### EXERCISE OBJECTIVE:
Write out the entries verbatim and leave the images out of the copy.

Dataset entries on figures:

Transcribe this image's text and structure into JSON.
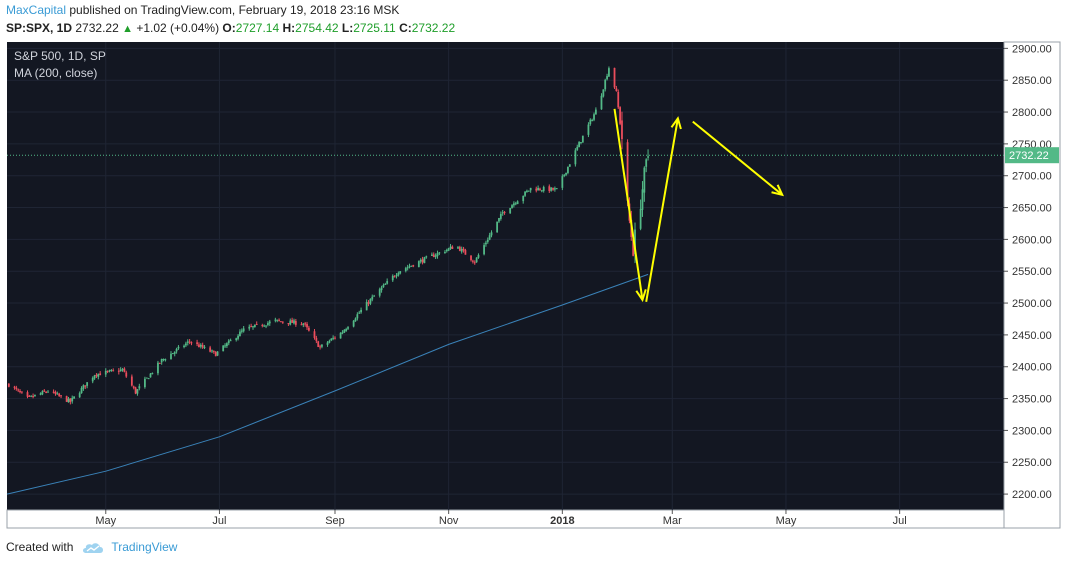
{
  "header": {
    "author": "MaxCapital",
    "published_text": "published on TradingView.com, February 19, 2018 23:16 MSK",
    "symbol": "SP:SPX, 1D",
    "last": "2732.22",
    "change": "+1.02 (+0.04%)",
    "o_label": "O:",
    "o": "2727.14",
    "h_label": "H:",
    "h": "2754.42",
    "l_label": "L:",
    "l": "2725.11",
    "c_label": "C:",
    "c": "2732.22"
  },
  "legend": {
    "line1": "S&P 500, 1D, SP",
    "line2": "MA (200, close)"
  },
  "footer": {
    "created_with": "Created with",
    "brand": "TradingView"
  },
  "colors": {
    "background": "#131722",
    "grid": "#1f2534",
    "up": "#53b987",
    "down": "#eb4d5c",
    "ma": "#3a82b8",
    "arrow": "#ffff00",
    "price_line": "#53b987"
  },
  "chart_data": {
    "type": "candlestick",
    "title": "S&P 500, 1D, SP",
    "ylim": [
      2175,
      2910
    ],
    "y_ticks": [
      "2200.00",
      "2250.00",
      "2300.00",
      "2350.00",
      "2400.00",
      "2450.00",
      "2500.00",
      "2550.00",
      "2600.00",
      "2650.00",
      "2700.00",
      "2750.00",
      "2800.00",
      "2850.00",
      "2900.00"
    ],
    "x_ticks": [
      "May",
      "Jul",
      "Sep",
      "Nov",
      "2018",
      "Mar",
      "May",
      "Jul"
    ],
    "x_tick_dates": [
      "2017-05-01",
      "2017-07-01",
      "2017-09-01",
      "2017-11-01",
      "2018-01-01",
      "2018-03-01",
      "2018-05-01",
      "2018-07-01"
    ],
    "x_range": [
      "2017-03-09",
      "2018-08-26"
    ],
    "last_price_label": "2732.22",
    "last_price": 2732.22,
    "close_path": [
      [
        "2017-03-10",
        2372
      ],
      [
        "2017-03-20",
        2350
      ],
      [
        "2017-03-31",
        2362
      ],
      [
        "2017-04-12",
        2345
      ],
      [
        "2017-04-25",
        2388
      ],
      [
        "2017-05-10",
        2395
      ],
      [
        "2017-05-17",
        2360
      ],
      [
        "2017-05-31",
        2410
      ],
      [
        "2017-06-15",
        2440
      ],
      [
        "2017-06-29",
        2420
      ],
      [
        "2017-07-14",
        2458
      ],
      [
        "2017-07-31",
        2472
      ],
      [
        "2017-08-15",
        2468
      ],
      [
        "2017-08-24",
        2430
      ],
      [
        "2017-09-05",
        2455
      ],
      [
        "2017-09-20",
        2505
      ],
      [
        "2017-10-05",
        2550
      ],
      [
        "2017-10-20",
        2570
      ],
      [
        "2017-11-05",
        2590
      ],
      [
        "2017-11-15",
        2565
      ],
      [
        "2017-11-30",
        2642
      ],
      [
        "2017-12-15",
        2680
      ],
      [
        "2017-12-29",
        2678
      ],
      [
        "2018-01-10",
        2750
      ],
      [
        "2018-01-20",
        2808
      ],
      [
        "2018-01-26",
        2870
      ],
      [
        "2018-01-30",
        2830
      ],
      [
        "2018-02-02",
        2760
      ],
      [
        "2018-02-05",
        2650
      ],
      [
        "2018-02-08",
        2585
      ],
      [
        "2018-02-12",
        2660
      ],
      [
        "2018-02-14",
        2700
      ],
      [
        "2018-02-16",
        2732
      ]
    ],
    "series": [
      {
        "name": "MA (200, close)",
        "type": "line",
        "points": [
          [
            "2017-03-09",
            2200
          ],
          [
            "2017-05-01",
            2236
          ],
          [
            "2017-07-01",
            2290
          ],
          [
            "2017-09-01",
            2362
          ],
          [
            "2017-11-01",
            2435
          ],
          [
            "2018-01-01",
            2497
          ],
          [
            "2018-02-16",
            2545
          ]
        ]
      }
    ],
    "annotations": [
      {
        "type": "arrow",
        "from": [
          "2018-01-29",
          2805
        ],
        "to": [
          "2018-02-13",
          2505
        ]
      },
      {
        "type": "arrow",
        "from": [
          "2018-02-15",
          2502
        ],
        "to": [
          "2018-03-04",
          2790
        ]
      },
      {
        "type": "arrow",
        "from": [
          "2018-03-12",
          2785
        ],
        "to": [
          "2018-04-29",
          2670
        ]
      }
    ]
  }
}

### EXERCISE RESPONSE:
Transcribe this image's text and structure into JSON.
{
  "header": {
    "author": "MaxCapital",
    "published_text": "published on TradingView.com, February 19, 2018 23:16 MSK",
    "symbol": "SP:SPX, 1D",
    "last": "2732.22",
    "change": "+1.02 (+0.04%)",
    "o_label": "O:",
    "o": "2727.14",
    "h_label": "H:",
    "h": "2754.42",
    "l_label": "L:",
    "l": "2725.11",
    "c_label": "C:",
    "c": "2732.22"
  },
  "legend": {
    "line1": "S&P 500, 1D, SP",
    "line2": "MA (200, close)"
  },
  "footer": {
    "created_with": "Created with",
    "brand": "TradingView"
  },
  "colors": {
    "background": "#131722",
    "grid": "#1f2534",
    "up": "#53b987",
    "down": "#eb4d5c",
    "ma": "#3a82b8",
    "arrow": "#ffff00",
    "price_line": "#53b987"
  },
  "chart_data": {
    "type": "candlestick",
    "title": "S&P 500, 1D, SP",
    "ylim": [
      2175,
      2910
    ],
    "y_ticks": [
      "2200.00",
      "2250.00",
      "2300.00",
      "2350.00",
      "2400.00",
      "2450.00",
      "2500.00",
      "2550.00",
      "2600.00",
      "2650.00",
      "2700.00",
      "2750.00",
      "2800.00",
      "2850.00",
      "2900.00"
    ],
    "x_ticks": [
      "May",
      "Jul",
      "Sep",
      "Nov",
      "2018",
      "Mar",
      "May",
      "Jul"
    ],
    "x_tick_dates": [
      "2017-05-01",
      "2017-07-01",
      "2017-09-01",
      "2017-11-01",
      "2018-01-01",
      "2018-03-01",
      "2018-05-01",
      "2018-07-01"
    ],
    "x_range": [
      "2017-03-09",
      "2018-08-26"
    ],
    "last_price_label": "2732.22",
    "last_price": 2732.22,
    "close_path": [
      [
        "2017-03-10",
        2372
      ],
      [
        "2017-03-20",
        2350
      ],
      [
        "2017-03-31",
        2362
      ],
      [
        "2017-04-12",
        2345
      ],
      [
        "2017-04-25",
        2388
      ],
      [
        "2017-05-10",
        2395
      ],
      [
        "2017-05-17",
        2360
      ],
      [
        "2017-05-31",
        2410
      ],
      [
        "2017-06-15",
        2440
      ],
      [
        "2017-06-29",
        2420
      ],
      [
        "2017-07-14",
        2458
      ],
      [
        "2017-07-31",
        2472
      ],
      [
        "2017-08-15",
        2468
      ],
      [
        "2017-08-24",
        2430
      ],
      [
        "2017-09-05",
        2455
      ],
      [
        "2017-09-20",
        2505
      ],
      [
        "2017-10-05",
        2550
      ],
      [
        "2017-10-20",
        2570
      ],
      [
        "2017-11-05",
        2590
      ],
      [
        "2017-11-15",
        2565
      ],
      [
        "2017-11-30",
        2642
      ],
      [
        "2017-12-15",
        2680
      ],
      [
        "2017-12-29",
        2678
      ],
      [
        "2018-01-10",
        2750
      ],
      [
        "2018-01-20",
        2808
      ],
      [
        "2018-01-26",
        2870
      ],
      [
        "2018-01-30",
        2830
      ],
      [
        "2018-02-02",
        2760
      ],
      [
        "2018-02-05",
        2650
      ],
      [
        "2018-02-08",
        2585
      ],
      [
        "2018-02-12",
        2660
      ],
      [
        "2018-02-14",
        2700
      ],
      [
        "2018-02-16",
        2732
      ]
    ],
    "series": [
      {
        "name": "MA (200, close)",
        "type": "line",
        "points": [
          [
            "2017-03-09",
            2200
          ],
          [
            "2017-05-01",
            2236
          ],
          [
            "2017-07-01",
            2290
          ],
          [
            "2017-09-01",
            2362
          ],
          [
            "2017-11-01",
            2435
          ],
          [
            "2018-01-01",
            2497
          ],
          [
            "2018-02-16",
            2545
          ]
        ]
      }
    ],
    "annotations": [
      {
        "type": "arrow",
        "from": [
          "2018-01-29",
          2805
        ],
        "to": [
          "2018-02-13",
          2505
        ]
      },
      {
        "type": "arrow",
        "from": [
          "2018-02-15",
          2502
        ],
        "to": [
          "2018-03-04",
          2790
        ]
      },
      {
        "type": "arrow",
        "from": [
          "2018-03-12",
          2785
        ],
        "to": [
          "2018-04-29",
          2670
        ]
      }
    ]
  }
}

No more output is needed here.